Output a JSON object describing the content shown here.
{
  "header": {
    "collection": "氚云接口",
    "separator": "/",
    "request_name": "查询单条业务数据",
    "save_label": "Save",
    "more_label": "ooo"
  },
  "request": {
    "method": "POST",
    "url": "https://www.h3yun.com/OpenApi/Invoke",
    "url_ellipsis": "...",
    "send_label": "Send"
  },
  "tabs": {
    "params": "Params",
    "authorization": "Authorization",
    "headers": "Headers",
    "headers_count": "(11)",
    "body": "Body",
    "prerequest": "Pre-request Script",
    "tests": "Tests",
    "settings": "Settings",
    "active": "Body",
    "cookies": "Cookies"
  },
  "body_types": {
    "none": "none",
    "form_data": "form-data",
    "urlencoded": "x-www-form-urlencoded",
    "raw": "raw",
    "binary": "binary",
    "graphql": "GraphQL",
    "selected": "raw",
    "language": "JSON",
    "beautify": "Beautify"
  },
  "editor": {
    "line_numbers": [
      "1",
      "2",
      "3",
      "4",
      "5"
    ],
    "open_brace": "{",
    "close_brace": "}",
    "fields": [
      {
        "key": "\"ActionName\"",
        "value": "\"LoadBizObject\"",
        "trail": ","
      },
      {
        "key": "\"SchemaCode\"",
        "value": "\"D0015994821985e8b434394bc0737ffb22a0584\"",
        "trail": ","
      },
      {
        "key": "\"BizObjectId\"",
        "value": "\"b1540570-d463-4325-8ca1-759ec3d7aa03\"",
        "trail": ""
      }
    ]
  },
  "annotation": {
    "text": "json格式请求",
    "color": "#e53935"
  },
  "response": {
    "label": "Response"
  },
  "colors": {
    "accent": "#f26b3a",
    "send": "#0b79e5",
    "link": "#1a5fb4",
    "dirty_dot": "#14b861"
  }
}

**GIVEN TASK:**
All of the records must be repeated exactly.

**RESULT OF THE EXERCISE:**
Output a JSON object describing the content shown here.
{
  "header": {
    "collection": "氚云接口",
    "separator": "/",
    "request_name": "查询单条业务数据",
    "save_label": "Save",
    "more_label": "ooo"
  },
  "request": {
    "method": "POST",
    "url": "https://www.h3yun.com/OpenApi/Invoke",
    "url_ellipsis": "...",
    "send_label": "Send"
  },
  "tabs": {
    "params": "Params",
    "authorization": "Authorization",
    "headers": "Headers",
    "headers_count": "(11)",
    "body": "Body",
    "prerequest": "Pre-request Script",
    "tests": "Tests",
    "settings": "Settings",
    "active": "Body",
    "cookies": "Cookies"
  },
  "body_types": {
    "none": "none",
    "form_data": "form-data",
    "urlencoded": "x-www-form-urlencoded",
    "raw": "raw",
    "binary": "binary",
    "graphql": "GraphQL",
    "selected": "raw",
    "language": "JSON",
    "beautify": "Beautify"
  },
  "editor": {
    "line_numbers": [
      "1",
      "2",
      "3",
      "4",
      "5"
    ],
    "open_brace": "{",
    "close_brace": "}",
    "fields": [
      {
        "key": "\"ActionName\"",
        "value": "\"LoadBizObject\"",
        "trail": ","
      },
      {
        "key": "\"SchemaCode\"",
        "value": "\"D0015994821985e8b434394bc0737ffb22a0584\"",
        "trail": ","
      },
      {
        "key": "\"BizObjectId\"",
        "value": "\"b1540570-d463-4325-8ca1-759ec3d7aa03\"",
        "trail": ""
      }
    ]
  },
  "annotation": {
    "text": "json格式请求",
    "color": "#e53935"
  },
  "response": {
    "label": "Response"
  },
  "colors": {
    "accent": "#f26b3a",
    "send": "#0b79e5",
    "link": "#1a5fb4",
    "dirty_dot": "#14b861"
  }
}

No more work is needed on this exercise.